Figure dataset records:
----------

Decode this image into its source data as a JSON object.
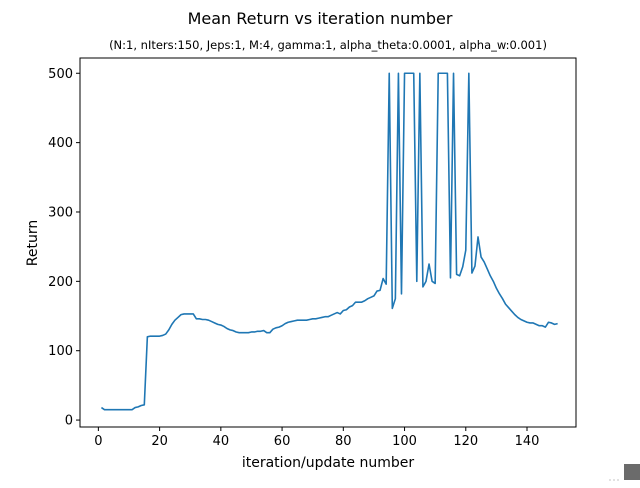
{
  "chart_data": {
    "type": "line",
    "title": "Mean Return vs iteration number",
    "subtitle": "(N:1, nIters:150, Jeps:1, M:4, gamma:1, alpha_theta:0.0001, alpha_w:0.001)",
    "xlabel": "iteration/update number",
    "ylabel": "Return",
    "xlim": [
      -6,
      156
    ],
    "ylim": [
      -10,
      522
    ],
    "xticks": [
      0,
      20,
      40,
      60,
      80,
      100,
      120,
      140
    ],
    "yticks": [
      0,
      100,
      200,
      300,
      400,
      500
    ],
    "grid": false,
    "color": "#1f77b4",
    "series": [
      {
        "x": [
          1,
          2,
          3,
          4,
          5,
          6,
          7,
          8,
          9,
          10,
          11,
          12,
          13,
          14,
          15,
          16,
          17,
          18,
          19,
          20,
          21,
          22,
          23,
          24,
          25,
          26,
          27,
          28,
          29,
          30,
          31,
          32,
          33,
          34,
          35,
          36,
          37,
          38,
          39,
          40,
          41,
          42,
          43,
          44,
          45,
          46,
          47,
          48,
          49,
          50,
          51,
          52,
          53,
          54,
          55,
          56,
          57,
          58,
          59,
          60,
          61,
          62,
          63,
          64,
          65,
          66,
          67,
          68,
          69,
          70,
          71,
          72,
          73,
          74,
          75,
          76,
          77,
          78,
          79,
          80,
          81,
          82,
          83,
          84,
          85,
          86,
          87,
          88,
          89,
          90,
          91,
          92,
          93,
          94,
          95,
          96,
          97,
          98,
          99,
          100,
          101,
          102,
          103,
          104,
          105,
          106,
          107,
          108,
          109,
          110,
          111,
          112,
          113,
          114,
          115,
          116,
          117,
          118,
          119,
          120,
          121,
          122,
          123,
          124,
          125,
          126,
          127,
          128,
          129,
          130,
          131,
          132,
          133,
          134,
          135,
          136,
          137,
          138,
          139,
          140,
          141,
          142,
          143,
          144,
          145,
          146,
          147,
          148,
          149,
          150
        ],
        "y": [
          18,
          15,
          15,
          15,
          15,
          15,
          15,
          15,
          15,
          15,
          15,
          18,
          19,
          21,
          22,
          120,
          121,
          121,
          121,
          121,
          122,
          124,
          130,
          138,
          144,
          148,
          152,
          153,
          153,
          153,
          153,
          146,
          146,
          145,
          145,
          144,
          142,
          140,
          138,
          137,
          135,
          132,
          130,
          129,
          127,
          126,
          126,
          126,
          126,
          127,
          127,
          128,
          128,
          129,
          126,
          126,
          131,
          133,
          134,
          136,
          139,
          141,
          142,
          143,
          144,
          144,
          144,
          144,
          145,
          146,
          146,
          147,
          148,
          149,
          149,
          151,
          153,
          155,
          153,
          158,
          159,
          163,
          165,
          170,
          170,
          170,
          172,
          175,
          177,
          179,
          186,
          187,
          204,
          196,
          500,
          161,
          175,
          500,
          182,
          500,
          500,
          500,
          500,
          200,
          500,
          192,
          200,
          225,
          200,
          197,
          500,
          500,
          500,
          500,
          205,
          500,
          210,
          208,
          221,
          245,
          500,
          212,
          222,
          264,
          235,
          228,
          218,
          208,
          200,
          190,
          182,
          175,
          167,
          162,
          157,
          152,
          148,
          145,
          143,
          141,
          140,
          140,
          138,
          136,
          136,
          134,
          141,
          140,
          138,
          139
        ]
      }
    ]
  }
}
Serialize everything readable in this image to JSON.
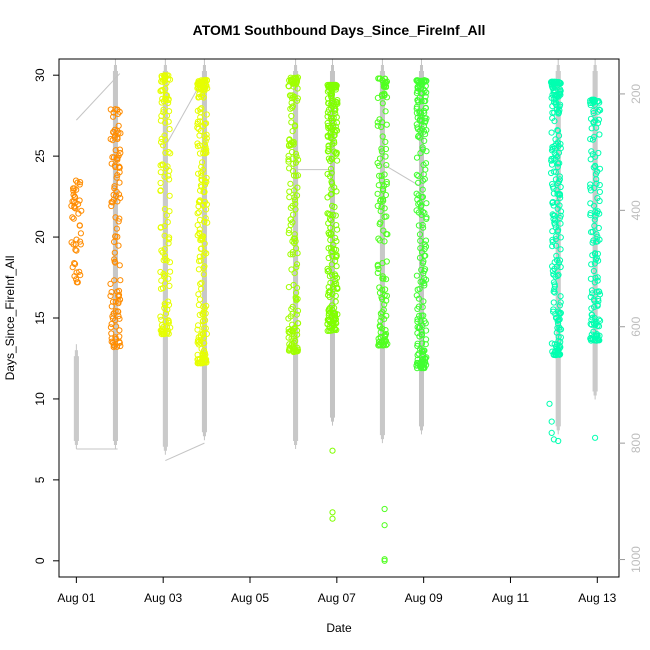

----------

Exercise — Search the listing for the word "this". Copy every line in which it occurs.

Task result —
Decode this image into its source data as a JSON object.
Serialize everything readable in this image to JSON.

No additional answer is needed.